# [PROMPT]
Could you write out the records below exactly as they appear?

## begin GIVEN INFORMATION

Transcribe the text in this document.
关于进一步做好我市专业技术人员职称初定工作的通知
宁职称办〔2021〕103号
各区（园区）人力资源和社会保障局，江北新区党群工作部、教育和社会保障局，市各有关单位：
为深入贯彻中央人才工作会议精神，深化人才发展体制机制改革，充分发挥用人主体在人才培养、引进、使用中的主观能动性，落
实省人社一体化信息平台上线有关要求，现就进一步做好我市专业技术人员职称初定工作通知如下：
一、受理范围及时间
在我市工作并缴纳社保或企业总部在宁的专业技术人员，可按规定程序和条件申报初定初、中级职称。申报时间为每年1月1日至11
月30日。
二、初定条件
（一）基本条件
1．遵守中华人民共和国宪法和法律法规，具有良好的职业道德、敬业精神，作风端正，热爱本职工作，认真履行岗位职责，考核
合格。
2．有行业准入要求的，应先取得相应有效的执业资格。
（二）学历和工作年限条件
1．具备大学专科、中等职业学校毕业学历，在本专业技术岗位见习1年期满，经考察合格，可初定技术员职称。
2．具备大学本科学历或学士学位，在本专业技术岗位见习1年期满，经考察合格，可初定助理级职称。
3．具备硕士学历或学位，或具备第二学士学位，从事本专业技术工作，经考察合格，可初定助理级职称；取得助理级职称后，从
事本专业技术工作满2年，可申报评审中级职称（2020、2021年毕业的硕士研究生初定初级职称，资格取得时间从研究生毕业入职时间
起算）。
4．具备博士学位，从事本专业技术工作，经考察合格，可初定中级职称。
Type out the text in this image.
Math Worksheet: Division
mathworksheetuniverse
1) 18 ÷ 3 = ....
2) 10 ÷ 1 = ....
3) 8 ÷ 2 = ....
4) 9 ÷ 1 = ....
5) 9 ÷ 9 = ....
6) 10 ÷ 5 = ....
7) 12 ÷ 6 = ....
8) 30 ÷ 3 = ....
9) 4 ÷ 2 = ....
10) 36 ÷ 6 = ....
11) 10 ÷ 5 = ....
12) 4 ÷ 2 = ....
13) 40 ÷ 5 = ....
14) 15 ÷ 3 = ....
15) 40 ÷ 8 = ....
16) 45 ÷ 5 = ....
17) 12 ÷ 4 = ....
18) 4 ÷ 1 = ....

## end GIVEN INFORMATION

# [OUTPUT]
Transcribe the text in this document.
关于进一步做好我市专业技术人员职称初定工作的通知
宁职称办〔2021〕103号
各区（园区）人力资源和社会保障局，江北新区党群工作部、教育和社会保障局，市各有关单位：
为深入贯彻中央人才工作会议精神，深化人才发展体制机制改革，充分发挥用人主体在人才培养、引进、使用中的主观能动性，落
实省人社一体化信息平台上线有关要求，现就进一步做好我市专业技术人员职称初定工作通知如下：
一、受理范围及时间
在我市工作并缴纳社保或企业总部在宁的专业技术人员，可按规定程序和条件申报初定初、中级职称。申报时间为每年1月1日至11
月30日。
二、初定条件
（一）基本条件
1．遵守中华人民共和国宪法和法律法规，具有良好的职业道德、敬业精神，作风端正，热爱本职工作，认真履行岗位职责，考核
合格。
2．有行业准入要求的，应先取得相应有效的执业资格。
（二）学历和工作年限条件
1．具备大学专科、中等职业学校毕业学历，在本专业技术岗位见习1年期满，经考察合格，可初定技术员职称。
2．具备大学本科学历或学士学位，在本专业技术岗位见习1年期满，经考察合格，可初定助理级职称。
3．具备硕士学历或学位，或具备第二学士学位，从事本专业技术工作，经考察合格，可初定助理级职称；取得助理级职称后，从
事本专业技术工作满2年，可申报评审中级职称（2020、2021年毕业的硕士研究生初定初级职称，资格取得时间从研究生毕业入职时间
起算）。
4．具备博士学位，从事本专业技术工作，经考察合格，可初定中级职称。
Type out the text in this image.
Math Worksheet: Division
mathworksheetuniverse
1) 18 ÷ 3 = ....
2) 10 ÷ 1 = ....
3) 8 ÷ 2 = ....
4) 9 ÷ 1 = ....
5) 9 ÷ 9 = ....
6) 10 ÷ 5 = ....
7) 12 ÷ 6 = ....
8) 30 ÷ 3 = ....
9) 4 ÷ 2 = ....
10) 36 ÷ 6 = ....
11) 10 ÷ 5 = ....
12) 4 ÷ 2 = ....
13) 40 ÷ 5 = ....
14) 15 ÷ 3 = ....
15) 40 ÷ 8 = ....
16) 45 ÷ 5 = ....
17) 12 ÷ 4 = ....
18) 4 ÷ 1 = ....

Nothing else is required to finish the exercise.